In the lines below, the string "local" may appear; say how many lines hold it and give nothing more.

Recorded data
━━━━━━━━━━━━━━━━━━━━━━━━━━━━━━
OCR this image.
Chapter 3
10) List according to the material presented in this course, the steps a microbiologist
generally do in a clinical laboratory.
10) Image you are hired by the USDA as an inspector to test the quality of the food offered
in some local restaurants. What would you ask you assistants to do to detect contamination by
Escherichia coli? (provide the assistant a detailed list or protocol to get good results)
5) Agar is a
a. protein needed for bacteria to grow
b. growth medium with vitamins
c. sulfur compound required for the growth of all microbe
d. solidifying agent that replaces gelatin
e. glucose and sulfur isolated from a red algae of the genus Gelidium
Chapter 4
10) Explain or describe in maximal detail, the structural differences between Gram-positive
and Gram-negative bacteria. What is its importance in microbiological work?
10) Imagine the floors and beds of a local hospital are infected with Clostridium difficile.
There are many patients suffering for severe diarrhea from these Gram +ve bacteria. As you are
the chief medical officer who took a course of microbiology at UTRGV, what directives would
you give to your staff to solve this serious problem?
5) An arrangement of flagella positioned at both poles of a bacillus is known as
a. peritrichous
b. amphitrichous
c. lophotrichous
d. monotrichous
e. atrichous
━━━━━━━━━━━━━━━━━━━━━━━━━━━━━━
ANSWER TO THIS EXERCISE –
2